Instructions to follow | Set down every entry again word for word, please, but skip the pictures.

Material shown |
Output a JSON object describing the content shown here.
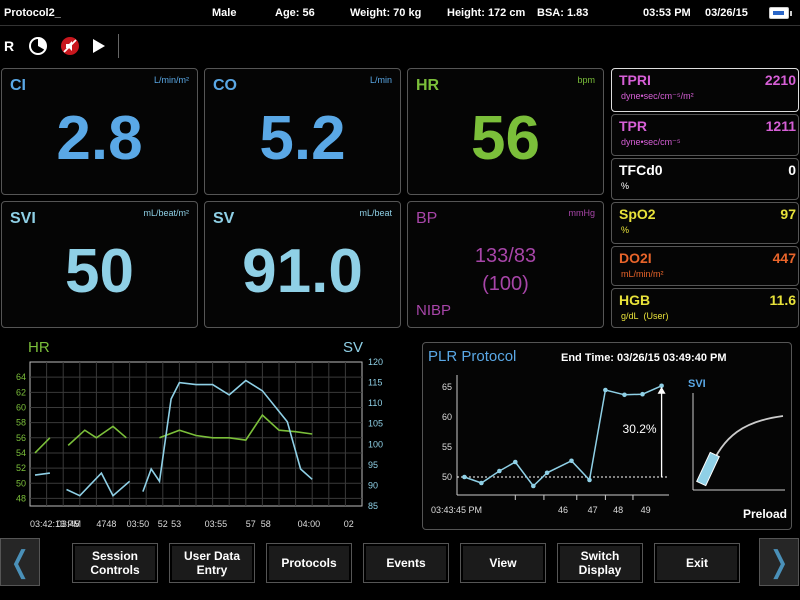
{
  "header": {
    "protocol": "Protocol2_",
    "sex": "Male",
    "age": "Age: 56",
    "weight": "Weight: 70 kg",
    "height": "Height: 172 cm",
    "bsa": "BSA: 1.83",
    "time": "03:53 PM",
    "date": "03/26/15"
  },
  "toolbar": {
    "r_label": "R"
  },
  "tiles": {
    "ci": {
      "label": "CI",
      "unit": "L/min/m²",
      "value": "2.8"
    },
    "co": {
      "label": "CO",
      "unit": "L/min",
      "value": "5.2"
    },
    "hr": {
      "label": "HR",
      "unit": "bpm",
      "value": "56"
    },
    "svi": {
      "label": "SVI",
      "unit": "mL/beat/m²",
      "value": "50"
    },
    "sv": {
      "label": "SV",
      "unit": "mL/beat",
      "value": "91.0"
    },
    "bp": {
      "label": "BP",
      "unit": "mmHg",
      "value": "133/83",
      "mean": "(100)",
      "source": "NIBP"
    }
  },
  "side": {
    "tpri": {
      "label": "TPRI",
      "value": "2210",
      "unit": "dyne•sec/cm⁻⁵/m²"
    },
    "tpr": {
      "label": "TPR",
      "value": "1211",
      "unit": "dyne•sec/cm⁻⁵"
    },
    "tfc": {
      "label": "TFCd0",
      "value": "0",
      "unit": "%"
    },
    "spo2": {
      "label": "SpO2",
      "value": "97",
      "unit": "%"
    },
    "do2i": {
      "label": "DO2I",
      "value": "447",
      "unit": "mL/min/m²"
    },
    "hgb": {
      "label": "HGB",
      "value": "11.6",
      "unit": "g/dL",
      "note": "(User)"
    }
  },
  "colors": {
    "blue": "#5aa8e6",
    "green": "#7bbf3a",
    "teal": "#8fd0e6",
    "purple": "#a745a8",
    "pink": "#d65fd6",
    "yellow": "#e8e23a",
    "orange": "#e8642a"
  },
  "chart_data": [
    {
      "type": "line",
      "title_left": "HR",
      "title_right": "SV",
      "x_ticks": [
        "03:42:13 PM",
        "03:45",
        "47",
        "48",
        "03:50",
        "52",
        "53",
        "03:55",
        "57",
        "58",
        "04:00",
        "02"
      ],
      "y_left_ticks": [
        48,
        50,
        52,
        54,
        56,
        58,
        60,
        62,
        64
      ],
      "y_right_ticks": [
        85,
        90,
        95,
        100,
        105,
        110,
        115,
        120
      ],
      "y_left_range": [
        47,
        66
      ],
      "y_right_range": [
        85,
        120
      ],
      "x_range": [
        0,
        20
      ],
      "series": [
        {
          "axis": "left",
          "segments": [
            [
              [
                0.3,
                54
              ],
              [
                1.2,
                56
              ]
            ],
            [
              [
                2.3,
                55
              ],
              [
                3.3,
                57
              ],
              [
                4.0,
                56
              ],
              [
                5.0,
                57.5
              ],
              [
                5.8,
                56
              ]
            ],
            [
              [
                7.8,
                56
              ],
              [
                9.0,
                57
              ],
              [
                10.0,
                56.3
              ],
              [
                11.0,
                56
              ],
              [
                12.0,
                56
              ],
              [
                13.0,
                55.7
              ],
              [
                14.0,
                59
              ],
              [
                15.0,
                57
              ],
              [
                16.0,
                56.8
              ],
              [
                17.0,
                56.5
              ]
            ]
          ]
        },
        {
          "axis": "right",
          "segments": [
            [
              [
                0.3,
                92.5
              ],
              [
                1.2,
                93
              ]
            ],
            [
              [
                2.2,
                89
              ],
              [
                3.0,
                87.5
              ],
              [
                4.3,
                93
              ],
              [
                5.0,
                87.5
              ],
              [
                6.0,
                91
              ]
            ],
            [
              [
                6.8,
                88.5
              ],
              [
                7.3,
                94
              ],
              [
                7.8,
                91
              ],
              [
                8.5,
                111
              ],
              [
                9.0,
                115
              ],
              [
                10.0,
                114.5
              ],
              [
                11.0,
                114.5
              ],
              [
                12.0,
                112
              ],
              [
                13.0,
                115.5
              ],
              [
                14.0,
                113
              ],
              [
                15.5,
                105.5
              ],
              [
                16.3,
                94
              ],
              [
                17.0,
                91.5
              ]
            ]
          ]
        }
      ]
    },
    {
      "type": "line",
      "title": "PLR Protocol",
      "end_time": "End Time: 03/26/15 03:49:40 PM",
      "series_label": "SVI",
      "x_ticks": [
        "03:43:45 PM",
        "46",
        "47",
        "48",
        "49"
      ],
      "y_ticks": [
        50,
        55,
        60,
        65
      ],
      "y_range": [
        47,
        66
      ],
      "x_range": [
        0,
        20
      ],
      "baseline": 50,
      "change_label": "30.2%",
      "values": [
        [
          0.7,
          50
        ],
        [
          2.3,
          49
        ],
        [
          4.0,
          51
        ],
        [
          5.5,
          52.5
        ],
        [
          7.2,
          48.5
        ],
        [
          8.5,
          50.7
        ],
        [
          10.8,
          52.7
        ],
        [
          12.5,
          49.5
        ],
        [
          14.0,
          64.5
        ],
        [
          15.8,
          63.7
        ],
        [
          17.5,
          63.8
        ],
        [
          19.3,
          65.2
        ]
      ],
      "curve_label": "Preload"
    }
  ],
  "buttons": {
    "session": "Session Controls",
    "user_data": "User Data Entry",
    "protocols": "Protocols",
    "events": "Events",
    "view": "View",
    "switch": "Switch Display",
    "exit": "Exit",
    "prev": "❬",
    "next": "❭"
  }
}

Written reply |
Output a JSON object describing the content shown here.
{
  "header": {
    "protocol": "Protocol2_",
    "sex": "Male",
    "age": "Age: 56",
    "weight": "Weight: 70 kg",
    "height": "Height: 172 cm",
    "bsa": "BSA: 1.83",
    "time": "03:53 PM",
    "date": "03/26/15"
  },
  "toolbar": {
    "r_label": "R"
  },
  "tiles": {
    "ci": {
      "label": "CI",
      "unit": "L/min/m²",
      "value": "2.8"
    },
    "co": {
      "label": "CO",
      "unit": "L/min",
      "value": "5.2"
    },
    "hr": {
      "label": "HR",
      "unit": "bpm",
      "value": "56"
    },
    "svi": {
      "label": "SVI",
      "unit": "mL/beat/m²",
      "value": "50"
    },
    "sv": {
      "label": "SV",
      "unit": "mL/beat",
      "value": "91.0"
    },
    "bp": {
      "label": "BP",
      "unit": "mmHg",
      "value": "133/83",
      "mean": "(100)",
      "source": "NIBP"
    }
  },
  "side": {
    "tpri": {
      "label": "TPRI",
      "value": "2210",
      "unit": "dyne•sec/cm⁻⁵/m²"
    },
    "tpr": {
      "label": "TPR",
      "value": "1211",
      "unit": "dyne•sec/cm⁻⁵"
    },
    "tfc": {
      "label": "TFCd0",
      "value": "0",
      "unit": "%"
    },
    "spo2": {
      "label": "SpO2",
      "value": "97",
      "unit": "%"
    },
    "do2i": {
      "label": "DO2I",
      "value": "447",
      "unit": "mL/min/m²"
    },
    "hgb": {
      "label": "HGB",
      "value": "11.6",
      "unit": "g/dL",
      "note": "(User)"
    }
  },
  "colors": {
    "blue": "#5aa8e6",
    "green": "#7bbf3a",
    "teal": "#8fd0e6",
    "purple": "#a745a8",
    "pink": "#d65fd6",
    "yellow": "#e8e23a",
    "orange": "#e8642a"
  },
  "chart_data": [
    {
      "type": "line",
      "title_left": "HR",
      "title_right": "SV",
      "x_ticks": [
        "03:42:13 PM",
        "03:45",
        "47",
        "48",
        "03:50",
        "52",
        "53",
        "03:55",
        "57",
        "58",
        "04:00",
        "02"
      ],
      "y_left_ticks": [
        48,
        50,
        52,
        54,
        56,
        58,
        60,
        62,
        64
      ],
      "y_right_ticks": [
        85,
        90,
        95,
        100,
        105,
        110,
        115,
        120
      ],
      "y_left_range": [
        47,
        66
      ],
      "y_right_range": [
        85,
        120
      ],
      "x_range": [
        0,
        20
      ],
      "series": [
        {
          "axis": "left",
          "segments": [
            [
              [
                0.3,
                54
              ],
              [
                1.2,
                56
              ]
            ],
            [
              [
                2.3,
                55
              ],
              [
                3.3,
                57
              ],
              [
                4.0,
                56
              ],
              [
                5.0,
                57.5
              ],
              [
                5.8,
                56
              ]
            ],
            [
              [
                7.8,
                56
              ],
              [
                9.0,
                57
              ],
              [
                10.0,
                56.3
              ],
              [
                11.0,
                56
              ],
              [
                12.0,
                56
              ],
              [
                13.0,
                55.7
              ],
              [
                14.0,
                59
              ],
              [
                15.0,
                57
              ],
              [
                16.0,
                56.8
              ],
              [
                17.0,
                56.5
              ]
            ]
          ]
        },
        {
          "axis": "right",
          "segments": [
            [
              [
                0.3,
                92.5
              ],
              [
                1.2,
                93
              ]
            ],
            [
              [
                2.2,
                89
              ],
              [
                3.0,
                87.5
              ],
              [
                4.3,
                93
              ],
              [
                5.0,
                87.5
              ],
              [
                6.0,
                91
              ]
            ],
            [
              [
                6.8,
                88.5
              ],
              [
                7.3,
                94
              ],
              [
                7.8,
                91
              ],
              [
                8.5,
                111
              ],
              [
                9.0,
                115
              ],
              [
                10.0,
                114.5
              ],
              [
                11.0,
                114.5
              ],
              [
                12.0,
                112
              ],
              [
                13.0,
                115.5
              ],
              [
                14.0,
                113
              ],
              [
                15.5,
                105.5
              ],
              [
                16.3,
                94
              ],
              [
                17.0,
                91.5
              ]
            ]
          ]
        }
      ]
    },
    {
      "type": "line",
      "title": "PLR Protocol",
      "end_time": "End Time: 03/26/15 03:49:40 PM",
      "series_label": "SVI",
      "x_ticks": [
        "03:43:45 PM",
        "46",
        "47",
        "48",
        "49"
      ],
      "y_ticks": [
        50,
        55,
        60,
        65
      ],
      "y_range": [
        47,
        66
      ],
      "x_range": [
        0,
        20
      ],
      "baseline": 50,
      "change_label": "30.2%",
      "values": [
        [
          0.7,
          50
        ],
        [
          2.3,
          49
        ],
        [
          4.0,
          51
        ],
        [
          5.5,
          52.5
        ],
        [
          7.2,
          48.5
        ],
        [
          8.5,
          50.7
        ],
        [
          10.8,
          52.7
        ],
        [
          12.5,
          49.5
        ],
        [
          14.0,
          64.5
        ],
        [
          15.8,
          63.7
        ],
        [
          17.5,
          63.8
        ],
        [
          19.3,
          65.2
        ]
      ],
      "curve_label": "Preload"
    }
  ],
  "buttons": {
    "session": "Session Controls",
    "user_data": "User Data Entry",
    "protocols": "Protocols",
    "events": "Events",
    "view": "View",
    "switch": "Switch Display",
    "exit": "Exit",
    "prev": "❬",
    "next": "❭"
  }
}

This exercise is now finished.